Stated goal:
Provide an exact transcription of all the records.

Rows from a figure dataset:
━━━━━━━━━━━━━━━━━━━━

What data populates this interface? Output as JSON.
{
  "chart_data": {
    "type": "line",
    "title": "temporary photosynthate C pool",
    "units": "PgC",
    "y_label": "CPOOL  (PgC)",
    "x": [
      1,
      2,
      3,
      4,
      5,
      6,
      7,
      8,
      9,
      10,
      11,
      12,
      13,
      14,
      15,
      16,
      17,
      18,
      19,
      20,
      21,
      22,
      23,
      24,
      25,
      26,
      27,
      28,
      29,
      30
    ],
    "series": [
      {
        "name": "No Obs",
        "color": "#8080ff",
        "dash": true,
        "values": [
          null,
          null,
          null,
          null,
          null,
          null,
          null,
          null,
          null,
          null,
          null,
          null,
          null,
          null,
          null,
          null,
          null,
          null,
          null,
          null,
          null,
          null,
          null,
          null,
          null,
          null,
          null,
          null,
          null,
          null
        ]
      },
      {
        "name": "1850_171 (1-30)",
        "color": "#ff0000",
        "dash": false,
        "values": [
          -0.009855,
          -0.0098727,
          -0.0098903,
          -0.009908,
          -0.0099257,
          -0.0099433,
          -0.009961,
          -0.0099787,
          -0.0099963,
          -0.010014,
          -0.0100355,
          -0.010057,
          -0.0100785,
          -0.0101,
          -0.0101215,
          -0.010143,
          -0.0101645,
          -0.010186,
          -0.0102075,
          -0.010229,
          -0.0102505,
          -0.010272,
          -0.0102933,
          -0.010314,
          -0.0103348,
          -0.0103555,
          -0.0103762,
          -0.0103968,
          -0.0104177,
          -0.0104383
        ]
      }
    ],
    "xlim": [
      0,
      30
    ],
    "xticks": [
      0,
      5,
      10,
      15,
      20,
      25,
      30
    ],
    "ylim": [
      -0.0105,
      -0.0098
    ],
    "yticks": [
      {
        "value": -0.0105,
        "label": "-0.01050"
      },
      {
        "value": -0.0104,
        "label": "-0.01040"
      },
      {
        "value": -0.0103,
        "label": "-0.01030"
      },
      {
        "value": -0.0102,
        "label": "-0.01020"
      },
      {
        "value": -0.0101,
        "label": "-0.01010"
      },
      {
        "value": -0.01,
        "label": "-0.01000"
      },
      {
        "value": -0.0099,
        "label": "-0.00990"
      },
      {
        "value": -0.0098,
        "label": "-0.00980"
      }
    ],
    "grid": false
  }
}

━━━━━━━━━━━━━━━━━━━━

Written answer:
What data populates this interface? Output as JSON.
{
  "chart_data": {
    "type": "line",
    "title": "temporary photosynthate C pool",
    "units": "PgC",
    "y_label": "CPOOL  (PgC)",
    "x": [
      1,
      2,
      3,
      4,
      5,
      6,
      7,
      8,
      9,
      10,
      11,
      12,
      13,
      14,
      15,
      16,
      17,
      18,
      19,
      20,
      21,
      22,
      23,
      24,
      25,
      26,
      27,
      28,
      29,
      30
    ],
    "series": [
      {
        "name": "No Obs",
        "color": "#8080ff",
        "dash": true,
        "values": [
          null,
          null,
          null,
          null,
          null,
          null,
          null,
          null,
          null,
          null,
          null,
          null,
          null,
          null,
          null,
          null,
          null,
          null,
          null,
          null,
          null,
          null,
          null,
          null,
          null,
          null,
          null,
          null,
          null,
          null
        ]
      },
      {
        "name": "1850_171 (1-30)",
        "color": "#ff0000",
        "dash": false,
        "values": [
          -0.009855,
          -0.0098727,
          -0.0098903,
          -0.009908,
          -0.0099257,
          -0.0099433,
          -0.009961,
          -0.0099787,
          -0.0099963,
          -0.010014,
          -0.0100355,
          -0.010057,
          -0.0100785,
          -0.0101,
          -0.0101215,
          -0.010143,
          -0.0101645,
          -0.010186,
          -0.0102075,
          -0.010229,
          -0.0102505,
          -0.010272,
          -0.0102933,
          -0.010314,
          -0.0103348,
          -0.0103555,
          -0.0103762,
          -0.0103968,
          -0.0104177,
          -0.0104383
        ]
      }
    ],
    "xlim": [
      0,
      30
    ],
    "xticks": [
      0,
      5,
      10,
      15,
      20,
      25,
      30
    ],
    "ylim": [
      -0.0105,
      -0.0098
    ],
    "yticks": [
      {
        "value": -0.0105,
        "label": "-0.01050"
      },
      {
        "value": -0.0104,
        "label": "-0.01040"
      },
      {
        "value": -0.0103,
        "label": "-0.01030"
      },
      {
        "value": -0.0102,
        "label": "-0.01020"
      },
      {
        "value": -0.0101,
        "label": "-0.01010"
      },
      {
        "value": -0.01,
        "label": "-0.01000"
      },
      {
        "value": -0.0099,
        "label": "-0.00990"
      },
      {
        "value": -0.0098,
        "label": "-0.00980"
      }
    ],
    "grid": false
  }
}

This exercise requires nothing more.